▶ [WHAT THE TASK REQUIRES]: Without altering anything, output the material below.

+ + +

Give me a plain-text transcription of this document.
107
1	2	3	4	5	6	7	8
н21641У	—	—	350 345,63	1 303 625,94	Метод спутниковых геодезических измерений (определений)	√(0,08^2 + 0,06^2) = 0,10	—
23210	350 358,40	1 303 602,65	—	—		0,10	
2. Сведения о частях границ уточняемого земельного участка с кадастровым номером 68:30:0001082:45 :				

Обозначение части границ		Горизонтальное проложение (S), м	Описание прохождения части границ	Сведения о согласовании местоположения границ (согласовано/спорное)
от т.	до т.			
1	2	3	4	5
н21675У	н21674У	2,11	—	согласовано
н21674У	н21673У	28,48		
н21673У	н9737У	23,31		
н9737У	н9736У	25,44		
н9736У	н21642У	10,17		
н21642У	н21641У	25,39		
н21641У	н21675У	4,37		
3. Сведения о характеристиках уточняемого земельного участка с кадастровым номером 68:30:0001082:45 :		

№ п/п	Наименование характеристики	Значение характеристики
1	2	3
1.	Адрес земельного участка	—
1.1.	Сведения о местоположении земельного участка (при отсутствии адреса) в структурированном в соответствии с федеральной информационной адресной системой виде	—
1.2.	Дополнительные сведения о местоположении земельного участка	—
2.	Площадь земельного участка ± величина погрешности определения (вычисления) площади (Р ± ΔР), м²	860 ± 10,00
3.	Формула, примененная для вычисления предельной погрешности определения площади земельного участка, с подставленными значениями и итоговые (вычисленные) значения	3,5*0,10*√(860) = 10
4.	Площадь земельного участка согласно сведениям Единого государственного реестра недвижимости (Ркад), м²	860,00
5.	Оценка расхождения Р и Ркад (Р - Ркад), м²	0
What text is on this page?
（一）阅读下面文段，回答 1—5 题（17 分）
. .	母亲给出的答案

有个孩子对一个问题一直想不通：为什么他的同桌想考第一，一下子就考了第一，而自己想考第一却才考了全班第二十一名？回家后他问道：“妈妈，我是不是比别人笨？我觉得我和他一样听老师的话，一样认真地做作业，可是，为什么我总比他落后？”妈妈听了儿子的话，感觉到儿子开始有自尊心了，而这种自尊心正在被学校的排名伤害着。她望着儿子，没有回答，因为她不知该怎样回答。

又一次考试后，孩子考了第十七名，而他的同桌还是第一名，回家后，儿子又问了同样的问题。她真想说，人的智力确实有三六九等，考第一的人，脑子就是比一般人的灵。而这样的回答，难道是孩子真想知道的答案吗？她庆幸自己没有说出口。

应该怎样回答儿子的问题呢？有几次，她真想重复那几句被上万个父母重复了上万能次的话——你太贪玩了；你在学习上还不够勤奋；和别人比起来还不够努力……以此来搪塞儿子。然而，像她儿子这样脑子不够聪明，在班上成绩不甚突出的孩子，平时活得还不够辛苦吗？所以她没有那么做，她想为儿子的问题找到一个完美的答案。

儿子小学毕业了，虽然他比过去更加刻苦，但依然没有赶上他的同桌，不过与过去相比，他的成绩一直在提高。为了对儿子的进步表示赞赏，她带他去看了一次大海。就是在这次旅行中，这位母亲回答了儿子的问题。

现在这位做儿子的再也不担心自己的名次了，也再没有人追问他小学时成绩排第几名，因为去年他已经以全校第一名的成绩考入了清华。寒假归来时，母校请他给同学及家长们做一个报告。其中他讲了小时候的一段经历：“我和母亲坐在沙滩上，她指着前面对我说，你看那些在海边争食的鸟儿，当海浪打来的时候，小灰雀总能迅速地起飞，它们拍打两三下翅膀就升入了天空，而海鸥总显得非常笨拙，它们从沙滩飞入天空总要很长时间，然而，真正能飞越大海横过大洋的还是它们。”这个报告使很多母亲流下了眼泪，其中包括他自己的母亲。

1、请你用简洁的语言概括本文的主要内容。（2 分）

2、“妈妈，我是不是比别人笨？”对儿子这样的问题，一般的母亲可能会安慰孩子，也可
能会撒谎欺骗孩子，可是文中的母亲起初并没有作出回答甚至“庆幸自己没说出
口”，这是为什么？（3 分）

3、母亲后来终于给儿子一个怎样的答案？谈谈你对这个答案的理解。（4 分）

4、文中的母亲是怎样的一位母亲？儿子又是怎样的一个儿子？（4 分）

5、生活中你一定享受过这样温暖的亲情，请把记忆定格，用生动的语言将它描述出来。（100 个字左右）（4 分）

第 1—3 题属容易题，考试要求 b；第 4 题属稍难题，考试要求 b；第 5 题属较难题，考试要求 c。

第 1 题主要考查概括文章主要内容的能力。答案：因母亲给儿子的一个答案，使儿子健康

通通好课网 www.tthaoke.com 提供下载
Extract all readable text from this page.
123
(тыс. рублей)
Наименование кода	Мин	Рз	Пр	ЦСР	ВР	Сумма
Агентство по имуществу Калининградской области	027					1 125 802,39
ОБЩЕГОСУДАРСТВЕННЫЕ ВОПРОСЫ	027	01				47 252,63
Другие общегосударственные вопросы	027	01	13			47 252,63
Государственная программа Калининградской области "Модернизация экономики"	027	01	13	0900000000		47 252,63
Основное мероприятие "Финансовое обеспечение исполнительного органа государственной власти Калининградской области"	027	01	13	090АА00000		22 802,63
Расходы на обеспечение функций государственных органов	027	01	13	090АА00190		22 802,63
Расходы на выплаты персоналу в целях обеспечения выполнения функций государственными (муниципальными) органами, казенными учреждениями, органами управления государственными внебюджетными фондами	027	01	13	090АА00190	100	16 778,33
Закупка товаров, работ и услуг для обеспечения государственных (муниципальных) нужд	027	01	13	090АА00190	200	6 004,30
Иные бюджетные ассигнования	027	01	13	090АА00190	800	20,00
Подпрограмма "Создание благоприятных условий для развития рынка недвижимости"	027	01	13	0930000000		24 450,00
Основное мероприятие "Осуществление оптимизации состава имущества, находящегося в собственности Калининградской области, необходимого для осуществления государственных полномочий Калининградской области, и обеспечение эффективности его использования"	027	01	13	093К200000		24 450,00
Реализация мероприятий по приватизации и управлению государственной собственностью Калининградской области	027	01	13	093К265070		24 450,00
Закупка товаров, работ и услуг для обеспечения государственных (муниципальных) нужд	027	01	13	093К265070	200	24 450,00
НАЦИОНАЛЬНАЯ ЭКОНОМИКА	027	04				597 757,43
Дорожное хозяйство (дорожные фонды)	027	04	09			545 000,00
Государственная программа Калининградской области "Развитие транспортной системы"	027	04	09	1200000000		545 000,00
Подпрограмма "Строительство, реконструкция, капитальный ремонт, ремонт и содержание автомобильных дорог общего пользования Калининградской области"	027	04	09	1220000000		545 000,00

+ + +

▶ [WRITTEN RESPONSE]:
Give me a plain-text transcription of this document.
107
1	2	3	4	5	6	7	8
н21641У	—	—	350 345,63	1 303 625,94	Метод спутниковых геодезических измерений (определений)	√(0,08^2 + 0,06^2) = 0,10	—
23210	350 358,40	1 303 602,65	—	—		0,10	
2. Сведения о частях границ уточняемого земельного участка с кадастровым номером 68:30:0001082:45 :				

Обозначение части границ		Горизонтальное проложение (S), м	Описание прохождения части границ	Сведения о согласовании местоположения границ (согласовано/спорное)
от т.	до т.			
1	2	3	4	5
н21675У	н21674У	2,11	—	согласовано
н21674У	н21673У	28,48		
н21673У	н9737У	23,31		
н9737У	н9736У	25,44		
н9736У	н21642У	10,17		
н21642У	н21641У	25,39		
н21641У	н21675У	4,37		
3. Сведения о характеристиках уточняемого земельного участка с кадастровым номером 68:30:0001082:45 :		

№ п/п	Наименование характеристики	Значение характеристики
1	2	3
1.	Адрес земельного участка	—
1.1.	Сведения о местоположении земельного участка (при отсутствии адреса) в структурированном в соответствии с федеральной информационной адресной системой виде	—
1.2.	Дополнительные сведения о местоположении земельного участка	—
2.	Площадь земельного участка ± величина погрешности определения (вычисления) площади (Р ± ΔР), м²	860 ± 10,00
3.	Формула, примененная для вычисления предельной погрешности определения площади земельного участка, с подставленными значениями и итоговые (вычисленные) значения	3,5*0,10*√(860) = 10
4.	Площадь земельного участка согласно сведениям Единого государственного реестра недвижимости (Ркад), м²	860,00
5.	Оценка расхождения Р и Ркад (Р - Ркад), м²	0
What text is on this page?
（一）阅读下面文段，回答 1—5 题（17 分）
. .	母亲给出的答案

有个孩子对一个问题一直想不通：为什么他的同桌想考第一，一下子就考了第一，而自己想考第一却才考了全班第二十一名？回家后他问道：“妈妈，我是不是比别人笨？我觉得我和他一样听老师的话，一样认真地做作业，可是，为什么我总比他落后？”妈妈听了儿子的话，感觉到儿子开始有自尊心了，而这种自尊心正在被学校的排名伤害着。她望着儿子，没有回答，因为她不知该怎样回答。

又一次考试后，孩子考了第十七名，而他的同桌还是第一名，回家后，儿子又问了同样的问题。她真想说，人的智力确实有三六九等，考第一的人，脑子就是比一般人的灵。而这样的回答，难道是孩子真想知道的答案吗？她庆幸自己没有说出口。

应该怎样回答儿子的问题呢？有几次，她真想重复那几句被上万个父母重复了上万能次的话——你太贪玩了；你在学习上还不够勤奋；和别人比起来还不够努力……以此来搪塞儿子。然而，像她儿子这样脑子不够聪明，在班上成绩不甚突出的孩子，平时活得还不够辛苦吗？所以她没有那么做，她想为儿子的问题找到一个完美的答案。

儿子小学毕业了，虽然他比过去更加刻苦，但依然没有赶上他的同桌，不过与过去相比，他的成绩一直在提高。为了对儿子的进步表示赞赏，她带他去看了一次大海。就是在这次旅行中，这位母亲回答了儿子的问题。

现在这位做儿子的再也不担心自己的名次了，也再没有人追问他小学时成绩排第几名，因为去年他已经以全校第一名的成绩考入了清华。寒假归来时，母校请他给同学及家长们做一个报告。其中他讲了小时候的一段经历：“我和母亲坐在沙滩上，她指着前面对我说，你看那些在海边争食的鸟儿，当海浪打来的时候，小灰雀总能迅速地起飞，它们拍打两三下翅膀就升入了天空，而海鸥总显得非常笨拙，它们从沙滩飞入天空总要很长时间，然而，真正能飞越大海横过大洋的还是它们。”这个报告使很多母亲流下了眼泪，其中包括他自己的母亲。

1、请你用简洁的语言概括本文的主要内容。（2 分）

2、“妈妈，我是不是比别人笨？”对儿子这样的问题，一般的母亲可能会安慰孩子，也可
能会撒谎欺骗孩子，可是文中的母亲起初并没有作出回答甚至“庆幸自己没说出
口”，这是为什么？（3 分）

3、母亲后来终于给儿子一个怎样的答案？谈谈你对这个答案的理解。（4 分）

4、文中的母亲是怎样的一位母亲？儿子又是怎样的一个儿子？（4 分）

5、生活中你一定享受过这样温暖的亲情，请把记忆定格，用生动的语言将它描述出来。（100 个字左右）（4 分）

第 1—3 题属容易题，考试要求 b；第 4 题属稍难题，考试要求 b；第 5 题属较难题，考试要求 c。

第 1 题主要考查概括文章主要内容的能力。答案：因母亲给儿子的一个答案，使儿子健康

通通好课网 www.tthaoke.com 提供下载
Extract all readable text from this page.
123
(тыс. рублей)
Наименование кода	Мин	Рз	Пр	ЦСР	ВР	Сумма
Агентство по имуществу Калининградской области	027					1 125 802,39
ОБЩЕГОСУДАРСТВЕННЫЕ ВОПРОСЫ	027	01				47 252,63
Другие общегосударственные вопросы	027	01	13			47 252,63
Государственная программа Калининградской области "Модернизация экономики"	027	01	13	0900000000		47 252,63
Основное мероприятие "Финансовое обеспечение исполнительного органа государственной власти Калининградской области"	027	01	13	090АА00000		22 802,63
Расходы на обеспечение функций государственных органов	027	01	13	090АА00190		22 802,63
Расходы на выплаты персоналу в целях обеспечения выполнения функций государственными (муниципальными) органами, казенными учреждениями, органами управления государственными внебюджетными фондами	027	01	13	090АА00190	100	16 778,33
Закупка товаров, работ и услуг для обеспечения государственных (муниципальных) нужд	027	01	13	090АА00190	200	6 004,30
Иные бюджетные ассигнования	027	01	13	090АА00190	800	20,00
Подпрограмма "Создание благоприятных условий для развития рынка недвижимости"	027	01	13	0930000000		24 450,00
Основное мероприятие "Осуществление оптимизации состава имущества, находящегося в собственности Калининградской области, необходимого для осуществления государственных полномочий Калининградской области, и обеспечение эффективности его использования"	027	01	13	093К200000		24 450,00
Реализация мероприятий по приватизации и управлению государственной собственностью Калининградской области	027	01	13	093К265070		24 450,00
Закупка товаров, работ и услуг для обеспечения государственных (муниципальных) нужд	027	01	13	093К265070	200	24 450,00
НАЦИОНАЛЬНАЯ ЭКОНОМИКА	027	04				597 757,43
Дорожное хозяйство (дорожные фонды)	027	04	09			545 000,00
Государственная программа Калининградской области "Развитие транспортной системы"	027	04	09	1200000000		545 000,00
Подпрограмма "Строительство, реконструкция, капитальный ремонт, ремонт и содержание автомобильных дорог общего пользования Калининградской области"	027	04	09	1220000000		545 000,00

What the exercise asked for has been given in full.